*** Material shown ***
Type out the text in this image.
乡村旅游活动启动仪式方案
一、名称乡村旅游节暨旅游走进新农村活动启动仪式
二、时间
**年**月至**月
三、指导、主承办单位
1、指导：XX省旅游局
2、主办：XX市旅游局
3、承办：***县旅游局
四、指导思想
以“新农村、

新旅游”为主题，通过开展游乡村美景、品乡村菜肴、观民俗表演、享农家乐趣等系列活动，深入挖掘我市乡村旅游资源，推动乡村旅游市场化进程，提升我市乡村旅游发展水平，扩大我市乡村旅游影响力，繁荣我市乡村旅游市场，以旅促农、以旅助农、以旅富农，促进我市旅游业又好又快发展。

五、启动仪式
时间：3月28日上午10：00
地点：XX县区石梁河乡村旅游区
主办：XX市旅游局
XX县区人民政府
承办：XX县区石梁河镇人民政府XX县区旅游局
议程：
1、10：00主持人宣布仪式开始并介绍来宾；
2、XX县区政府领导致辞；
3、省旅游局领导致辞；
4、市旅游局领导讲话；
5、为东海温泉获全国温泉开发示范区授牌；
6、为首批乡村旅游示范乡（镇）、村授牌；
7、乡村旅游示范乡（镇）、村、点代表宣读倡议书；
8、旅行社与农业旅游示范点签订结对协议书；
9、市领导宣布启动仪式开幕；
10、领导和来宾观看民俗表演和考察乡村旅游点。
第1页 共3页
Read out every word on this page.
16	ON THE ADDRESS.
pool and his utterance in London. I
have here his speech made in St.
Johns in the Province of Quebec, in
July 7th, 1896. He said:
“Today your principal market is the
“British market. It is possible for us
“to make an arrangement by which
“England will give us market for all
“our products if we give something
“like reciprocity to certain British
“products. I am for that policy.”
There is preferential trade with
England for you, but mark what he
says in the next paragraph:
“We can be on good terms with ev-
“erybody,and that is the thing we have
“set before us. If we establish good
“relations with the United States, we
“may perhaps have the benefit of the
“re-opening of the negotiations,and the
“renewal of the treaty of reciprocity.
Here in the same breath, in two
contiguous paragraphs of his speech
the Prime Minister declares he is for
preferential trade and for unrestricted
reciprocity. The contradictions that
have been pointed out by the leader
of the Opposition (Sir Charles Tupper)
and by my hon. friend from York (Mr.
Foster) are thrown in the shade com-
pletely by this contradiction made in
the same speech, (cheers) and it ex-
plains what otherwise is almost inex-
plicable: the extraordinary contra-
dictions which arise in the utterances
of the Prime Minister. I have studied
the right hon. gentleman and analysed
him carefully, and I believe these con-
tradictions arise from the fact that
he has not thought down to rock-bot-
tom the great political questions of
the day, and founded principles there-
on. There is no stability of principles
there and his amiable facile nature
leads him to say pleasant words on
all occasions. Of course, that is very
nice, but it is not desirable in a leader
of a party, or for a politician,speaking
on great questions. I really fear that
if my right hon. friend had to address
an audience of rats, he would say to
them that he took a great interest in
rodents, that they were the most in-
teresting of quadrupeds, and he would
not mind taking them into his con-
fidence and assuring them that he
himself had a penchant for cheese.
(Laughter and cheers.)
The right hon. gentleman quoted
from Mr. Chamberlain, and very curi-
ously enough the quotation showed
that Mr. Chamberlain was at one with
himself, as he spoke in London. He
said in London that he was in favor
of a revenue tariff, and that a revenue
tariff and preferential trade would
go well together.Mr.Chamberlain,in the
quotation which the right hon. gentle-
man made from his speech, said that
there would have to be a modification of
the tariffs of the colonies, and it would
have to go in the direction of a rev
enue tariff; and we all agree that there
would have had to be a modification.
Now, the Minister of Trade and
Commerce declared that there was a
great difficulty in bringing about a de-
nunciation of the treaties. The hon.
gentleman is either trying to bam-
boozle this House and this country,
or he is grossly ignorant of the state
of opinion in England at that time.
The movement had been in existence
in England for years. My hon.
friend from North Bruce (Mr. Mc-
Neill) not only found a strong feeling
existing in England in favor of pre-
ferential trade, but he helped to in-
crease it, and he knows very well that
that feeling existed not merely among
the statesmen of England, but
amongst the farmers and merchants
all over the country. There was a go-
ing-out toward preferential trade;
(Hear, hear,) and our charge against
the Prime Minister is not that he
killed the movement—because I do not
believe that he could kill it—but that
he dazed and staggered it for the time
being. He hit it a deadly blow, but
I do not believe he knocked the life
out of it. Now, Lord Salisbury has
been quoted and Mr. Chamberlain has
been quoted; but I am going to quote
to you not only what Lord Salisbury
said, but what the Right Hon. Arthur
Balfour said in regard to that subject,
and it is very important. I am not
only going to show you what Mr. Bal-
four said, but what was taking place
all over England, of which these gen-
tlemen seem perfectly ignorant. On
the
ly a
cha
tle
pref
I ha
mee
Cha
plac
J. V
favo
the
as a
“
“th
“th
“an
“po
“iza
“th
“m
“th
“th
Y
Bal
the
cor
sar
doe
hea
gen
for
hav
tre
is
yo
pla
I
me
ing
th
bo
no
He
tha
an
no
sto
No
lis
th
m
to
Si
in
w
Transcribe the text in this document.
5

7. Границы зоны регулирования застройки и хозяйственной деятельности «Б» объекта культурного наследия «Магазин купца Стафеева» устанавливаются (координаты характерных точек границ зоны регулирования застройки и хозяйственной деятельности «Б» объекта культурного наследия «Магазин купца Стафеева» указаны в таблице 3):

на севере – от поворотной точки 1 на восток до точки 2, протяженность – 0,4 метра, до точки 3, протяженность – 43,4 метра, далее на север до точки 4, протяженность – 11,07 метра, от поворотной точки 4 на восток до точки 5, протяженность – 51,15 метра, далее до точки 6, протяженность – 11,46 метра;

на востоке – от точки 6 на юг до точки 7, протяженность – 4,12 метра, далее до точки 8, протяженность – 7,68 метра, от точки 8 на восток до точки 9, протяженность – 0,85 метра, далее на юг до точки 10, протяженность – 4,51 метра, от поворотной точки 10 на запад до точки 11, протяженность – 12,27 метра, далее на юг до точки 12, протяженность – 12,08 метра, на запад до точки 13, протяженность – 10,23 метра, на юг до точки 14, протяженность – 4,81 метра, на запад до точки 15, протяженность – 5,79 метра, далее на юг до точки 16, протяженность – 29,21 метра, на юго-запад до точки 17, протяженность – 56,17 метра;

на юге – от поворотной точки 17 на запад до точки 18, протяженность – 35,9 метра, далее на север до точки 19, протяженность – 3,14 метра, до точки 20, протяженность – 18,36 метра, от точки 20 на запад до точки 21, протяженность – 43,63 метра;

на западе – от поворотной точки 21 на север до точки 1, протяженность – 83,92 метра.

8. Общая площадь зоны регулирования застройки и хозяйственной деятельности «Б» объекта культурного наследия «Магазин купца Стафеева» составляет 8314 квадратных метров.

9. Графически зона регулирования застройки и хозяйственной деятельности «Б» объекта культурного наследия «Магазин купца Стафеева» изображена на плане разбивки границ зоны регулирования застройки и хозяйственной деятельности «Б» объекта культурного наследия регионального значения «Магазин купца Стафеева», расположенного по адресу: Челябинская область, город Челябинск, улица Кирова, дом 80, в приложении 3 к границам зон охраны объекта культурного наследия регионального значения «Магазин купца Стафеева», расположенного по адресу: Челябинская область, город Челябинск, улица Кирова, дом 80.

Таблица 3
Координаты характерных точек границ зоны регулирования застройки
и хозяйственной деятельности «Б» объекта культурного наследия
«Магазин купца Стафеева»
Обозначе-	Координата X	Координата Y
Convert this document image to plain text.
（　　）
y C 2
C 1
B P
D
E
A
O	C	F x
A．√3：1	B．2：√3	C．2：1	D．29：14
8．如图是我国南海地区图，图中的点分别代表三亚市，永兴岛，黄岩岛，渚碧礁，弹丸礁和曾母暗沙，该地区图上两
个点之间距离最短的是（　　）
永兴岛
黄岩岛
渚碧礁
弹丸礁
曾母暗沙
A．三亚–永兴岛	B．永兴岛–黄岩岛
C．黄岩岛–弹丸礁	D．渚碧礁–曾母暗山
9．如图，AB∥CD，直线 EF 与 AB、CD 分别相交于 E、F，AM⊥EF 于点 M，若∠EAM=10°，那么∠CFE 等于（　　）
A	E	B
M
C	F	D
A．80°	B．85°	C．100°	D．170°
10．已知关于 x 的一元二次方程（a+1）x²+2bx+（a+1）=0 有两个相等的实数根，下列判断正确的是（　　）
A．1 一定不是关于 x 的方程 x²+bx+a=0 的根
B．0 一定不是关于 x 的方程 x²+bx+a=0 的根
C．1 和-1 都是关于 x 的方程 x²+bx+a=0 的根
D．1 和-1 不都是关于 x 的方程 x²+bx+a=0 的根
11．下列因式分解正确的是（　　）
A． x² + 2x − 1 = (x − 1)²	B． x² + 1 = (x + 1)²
***
*Exercise brief*:
Copy out all lines that carry the word "arise".

*Response*:
dictions which arise in the utterances
tradictions arise from the fact that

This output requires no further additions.